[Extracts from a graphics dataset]
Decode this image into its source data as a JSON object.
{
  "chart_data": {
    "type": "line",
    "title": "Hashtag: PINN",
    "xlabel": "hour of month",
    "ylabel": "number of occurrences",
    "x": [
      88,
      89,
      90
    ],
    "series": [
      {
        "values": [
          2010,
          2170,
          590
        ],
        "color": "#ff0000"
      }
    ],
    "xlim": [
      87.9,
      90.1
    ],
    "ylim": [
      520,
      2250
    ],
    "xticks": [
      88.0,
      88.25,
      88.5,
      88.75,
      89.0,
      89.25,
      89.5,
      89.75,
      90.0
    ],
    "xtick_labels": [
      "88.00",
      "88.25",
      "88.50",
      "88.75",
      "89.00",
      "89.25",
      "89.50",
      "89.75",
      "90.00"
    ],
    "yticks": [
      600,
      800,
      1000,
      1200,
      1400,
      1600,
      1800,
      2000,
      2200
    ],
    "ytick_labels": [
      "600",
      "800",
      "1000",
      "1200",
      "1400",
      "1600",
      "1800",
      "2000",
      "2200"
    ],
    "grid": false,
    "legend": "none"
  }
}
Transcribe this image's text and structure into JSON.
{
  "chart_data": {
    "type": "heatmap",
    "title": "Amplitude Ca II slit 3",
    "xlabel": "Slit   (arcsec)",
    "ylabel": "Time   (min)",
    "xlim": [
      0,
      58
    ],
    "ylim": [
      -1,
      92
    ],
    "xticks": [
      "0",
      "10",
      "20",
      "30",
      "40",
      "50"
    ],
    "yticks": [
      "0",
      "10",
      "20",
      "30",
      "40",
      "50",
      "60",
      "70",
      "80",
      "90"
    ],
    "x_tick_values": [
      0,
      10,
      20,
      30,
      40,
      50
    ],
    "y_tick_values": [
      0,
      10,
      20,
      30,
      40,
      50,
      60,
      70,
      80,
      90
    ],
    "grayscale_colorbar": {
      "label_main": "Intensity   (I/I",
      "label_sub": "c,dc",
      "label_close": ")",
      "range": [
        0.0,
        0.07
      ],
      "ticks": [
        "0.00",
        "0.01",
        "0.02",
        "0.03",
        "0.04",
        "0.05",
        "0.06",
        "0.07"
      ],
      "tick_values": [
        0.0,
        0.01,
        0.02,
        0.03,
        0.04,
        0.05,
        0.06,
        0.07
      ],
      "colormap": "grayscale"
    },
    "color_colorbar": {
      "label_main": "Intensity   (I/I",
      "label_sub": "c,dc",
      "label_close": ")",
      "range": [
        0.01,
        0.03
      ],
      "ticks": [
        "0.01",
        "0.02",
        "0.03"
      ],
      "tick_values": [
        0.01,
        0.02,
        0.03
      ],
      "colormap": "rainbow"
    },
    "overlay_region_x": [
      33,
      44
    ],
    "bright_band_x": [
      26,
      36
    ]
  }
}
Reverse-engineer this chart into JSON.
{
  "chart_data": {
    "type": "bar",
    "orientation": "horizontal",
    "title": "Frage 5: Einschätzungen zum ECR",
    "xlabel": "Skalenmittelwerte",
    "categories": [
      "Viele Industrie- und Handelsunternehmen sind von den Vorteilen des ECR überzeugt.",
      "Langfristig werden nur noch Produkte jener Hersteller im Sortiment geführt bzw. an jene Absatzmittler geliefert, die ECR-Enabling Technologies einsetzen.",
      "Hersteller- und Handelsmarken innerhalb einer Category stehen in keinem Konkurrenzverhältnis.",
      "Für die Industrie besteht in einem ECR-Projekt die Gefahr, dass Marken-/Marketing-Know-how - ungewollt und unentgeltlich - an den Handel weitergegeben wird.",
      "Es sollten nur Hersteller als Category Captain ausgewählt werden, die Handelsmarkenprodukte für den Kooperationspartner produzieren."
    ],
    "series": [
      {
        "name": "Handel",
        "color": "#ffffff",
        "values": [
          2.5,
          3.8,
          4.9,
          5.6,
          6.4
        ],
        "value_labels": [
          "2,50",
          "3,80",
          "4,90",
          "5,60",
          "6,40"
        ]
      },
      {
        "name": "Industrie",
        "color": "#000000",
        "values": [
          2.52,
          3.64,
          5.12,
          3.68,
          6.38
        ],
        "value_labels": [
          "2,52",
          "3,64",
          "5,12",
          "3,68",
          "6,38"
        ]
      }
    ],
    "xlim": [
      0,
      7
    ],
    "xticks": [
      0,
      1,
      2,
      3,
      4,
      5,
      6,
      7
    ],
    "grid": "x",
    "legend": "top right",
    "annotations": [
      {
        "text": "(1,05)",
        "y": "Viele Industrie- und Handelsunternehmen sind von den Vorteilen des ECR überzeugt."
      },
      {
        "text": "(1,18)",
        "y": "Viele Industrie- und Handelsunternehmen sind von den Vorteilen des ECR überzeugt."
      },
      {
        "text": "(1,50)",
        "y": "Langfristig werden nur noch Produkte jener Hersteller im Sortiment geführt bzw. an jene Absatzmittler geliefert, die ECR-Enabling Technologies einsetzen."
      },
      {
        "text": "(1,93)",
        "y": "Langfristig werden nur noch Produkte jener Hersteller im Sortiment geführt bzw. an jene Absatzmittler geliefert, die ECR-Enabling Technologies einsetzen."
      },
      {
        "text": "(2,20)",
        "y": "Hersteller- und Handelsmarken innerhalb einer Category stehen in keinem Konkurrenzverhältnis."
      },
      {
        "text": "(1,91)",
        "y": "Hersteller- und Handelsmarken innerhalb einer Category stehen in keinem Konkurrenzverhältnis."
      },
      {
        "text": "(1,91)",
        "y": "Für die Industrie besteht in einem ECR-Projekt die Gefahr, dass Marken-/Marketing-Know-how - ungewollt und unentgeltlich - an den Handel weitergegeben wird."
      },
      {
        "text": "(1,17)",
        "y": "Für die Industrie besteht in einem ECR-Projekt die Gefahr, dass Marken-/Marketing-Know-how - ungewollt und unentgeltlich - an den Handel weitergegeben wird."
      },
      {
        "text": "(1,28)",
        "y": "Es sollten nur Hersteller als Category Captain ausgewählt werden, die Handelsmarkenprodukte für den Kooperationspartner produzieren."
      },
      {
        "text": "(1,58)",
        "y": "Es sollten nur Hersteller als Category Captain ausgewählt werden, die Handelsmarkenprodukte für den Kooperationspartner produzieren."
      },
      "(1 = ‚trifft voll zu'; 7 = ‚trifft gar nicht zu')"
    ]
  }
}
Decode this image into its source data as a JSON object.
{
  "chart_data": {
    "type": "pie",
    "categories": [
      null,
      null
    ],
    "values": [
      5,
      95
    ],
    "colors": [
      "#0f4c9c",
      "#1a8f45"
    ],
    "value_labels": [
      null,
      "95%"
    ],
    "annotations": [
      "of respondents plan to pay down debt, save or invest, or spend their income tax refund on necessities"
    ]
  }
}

> **Your goal**
Transcribe each entry precisely, missing none.

> **Answer to this exercise**
Decode this image into its source data as a JSON object.
{
  "chart_data": {
    "type": "line",
    "title": "Hashtag: PINN",
    "xlabel": "hour of month",
    "ylabel": "number of occurrences",
    "x": [
      88,
      89,
      90
    ],
    "series": [
      {
        "values": [
          2010,
          2170,
          590
        ],
        "color": "#ff0000"
      }
    ],
    "xlim": [
      87.9,
      90.1
    ],
    "ylim": [
      520,
      2250
    ],
    "xticks": [
      88.0,
      88.25,
      88.5,
      88.75,
      89.0,
      89.25,
      89.5,
      89.75,
      90.0
    ],
    "xtick_labels": [
      "88.00",
      "88.25",
      "88.50",
      "88.75",
      "89.00",
      "89.25",
      "89.50",
      "89.75",
      "90.00"
    ],
    "yticks": [
      600,
      800,
      1000,
      1200,
      1400,
      1600,
      1800,
      2000,
      2200
    ],
    "ytick_labels": [
      "600",
      "800",
      "1000",
      "1200",
      "1400",
      "1600",
      "1800",
      "2000",
      "2200"
    ],
    "grid": false,
    "legend": "none"
  }
}
Transcribe this image's text and structure into JSON.
{
  "chart_data": {
    "type": "heatmap",
    "title": "Amplitude Ca II slit 3",
    "xlabel": "Slit   (arcsec)",
    "ylabel": "Time   (min)",
    "xlim": [
      0,
      58
    ],
    "ylim": [
      -1,
      92
    ],
    "xticks": [
      "0",
      "10",
      "20",
      "30",
      "40",
      "50"
    ],
    "yticks": [
      "0",
      "10",
      "20",
      "30",
      "40",
      "50",
      "60",
      "70",
      "80",
      "90"
    ],
    "x_tick_values": [
      0,
      10,
      20,
      30,
      40,
      50
    ],
    "y_tick_values": [
      0,
      10,
      20,
      30,
      40,
      50,
      60,
      70,
      80,
      90
    ],
    "grayscale_colorbar": {
      "label_main": "Intensity   (I/I",
      "label_sub": "c,dc",
      "label_close": ")",
      "range": [
        0.0,
        0.07
      ],
      "ticks": [
        "0.00",
        "0.01",
        "0.02",
        "0.03",
        "0.04",
        "0.05",
        "0.06",
        "0.07"
      ],
      "tick_values": [
        0.0,
        0.01,
        0.02,
        0.03,
        0.04,
        0.05,
        0.06,
        0.07
      ],
      "colormap": "grayscale"
    },
    "color_colorbar": {
      "label_main": "Intensity   (I/I",
      "label_sub": "c,dc",
      "label_close": ")",
      "range": [
        0.01,
        0.03
      ],
      "ticks": [
        "0.01",
        "0.02",
        "0.03"
      ],
      "tick_values": [
        0.01,
        0.02,
        0.03
      ],
      "colormap": "rainbow"
    },
    "overlay_region_x": [
      33,
      44
    ],
    "bright_band_x": [
      26,
      36
    ]
  }
}
Reverse-engineer this chart into JSON.
{
  "chart_data": {
    "type": "bar",
    "orientation": "horizontal",
    "title": "Frage 5: Einschätzungen zum ECR",
    "xlabel": "Skalenmittelwerte",
    "categories": [
      "Viele Industrie- und Handelsunternehmen sind von den Vorteilen des ECR überzeugt.",
      "Langfristig werden nur noch Produkte jener Hersteller im Sortiment geführt bzw. an jene Absatzmittler geliefert, die ECR-Enabling Technologies einsetzen.",
      "Hersteller- und Handelsmarken innerhalb einer Category stehen in keinem Konkurrenzverhältnis.",
      "Für die Industrie besteht in einem ECR-Projekt die Gefahr, dass Marken-/Marketing-Know-how - ungewollt und unentgeltlich - an den Handel weitergegeben wird.",
      "Es sollten nur Hersteller als Category Captain ausgewählt werden, die Handelsmarkenprodukte für den Kooperationspartner produzieren."
    ],
    "series": [
      {
        "name": "Handel",
        "color": "#ffffff",
        "values": [
          2.5,
          3.8,
          4.9,
          5.6,
          6.4
        ],
        "value_labels": [
          "2,50",
          "3,80",
          "4,90",
          "5,60",
          "6,40"
        ]
      },
      {
        "name": "Industrie",
        "color": "#000000",
        "values": [
          2.52,
          3.64,
          5.12,
          3.68,
          6.38
        ],
        "value_labels": [
          "2,52",
          "3,64",
          "5,12",
          "3,68",
          "6,38"
        ]
      }
    ],
    "xlim": [
      0,
      7
    ],
    "xticks": [
      0,
      1,
      2,
      3,
      4,
      5,
      6,
      7
    ],
    "grid": "x",
    "legend": "top right",
    "annotations": [
      {
        "text": "(1,05)",
        "y": "Viele Industrie- und Handelsunternehmen sind von den Vorteilen des ECR überzeugt."
      },
      {
        "text": "(1,18)",
        "y": "Viele Industrie- und Handelsunternehmen sind von den Vorteilen des ECR überzeugt."
      },
      {
        "text": "(1,50)",
        "y": "Langfristig werden nur noch Produkte jener Hersteller im Sortiment geführt bzw. an jene Absatzmittler geliefert, die ECR-Enabling Technologies einsetzen."
      },
      {
        "text": "(1,93)",
        "y": "Langfristig werden nur noch Produkte jener Hersteller im Sortiment geführt bzw. an jene Absatzmittler geliefert, die ECR-Enabling Technologies einsetzen."
      },
      {
        "text": "(2,20)",
        "y": "Hersteller- und Handelsmarken innerhalb einer Category stehen in keinem Konkurrenzverhältnis."
      },
      {
        "text": "(1,91)",
        "y": "Hersteller- und Handelsmarken innerhalb einer Category stehen in keinem Konkurrenzverhältnis."
      },
      {
        "text": "(1,91)",
        "y": "Für die Industrie besteht in einem ECR-Projekt die Gefahr, dass Marken-/Marketing-Know-how - ungewollt und unentgeltlich - an den Handel weitergegeben wird."
      },
      {
        "text": "(1,17)",
        "y": "Für die Industrie besteht in einem ECR-Projekt die Gefahr, dass Marken-/Marketing-Know-how - ungewollt und unentgeltlich - an den Handel weitergegeben wird."
      },
      {
        "text": "(1,28)",
        "y": "Es sollten nur Hersteller als Category Captain ausgewählt werden, die Handelsmarkenprodukte für den Kooperationspartner produzieren."
      },
      {
        "text": "(1,58)",
        "y": "Es sollten nur Hersteller als Category Captain ausgewählt werden, die Handelsmarkenprodukte für den Kooperationspartner produzieren."
      },
      "(1 = ‚trifft voll zu'; 7 = ‚trifft gar nicht zu')"
    ]
  }
}
Decode this image into its source data as a JSON object.
{
  "chart_data": {
    "type": "pie",
    "categories": [
      null,
      null
    ],
    "values": [
      5,
      95
    ],
    "colors": [
      "#0f4c9c",
      "#1a8f45"
    ],
    "value_labels": [
      null,
      "95%"
    ],
    "annotations": [
      "of respondents plan to pay down debt, save or invest, or spend their income tax refund on necessities"
    ]
  }
}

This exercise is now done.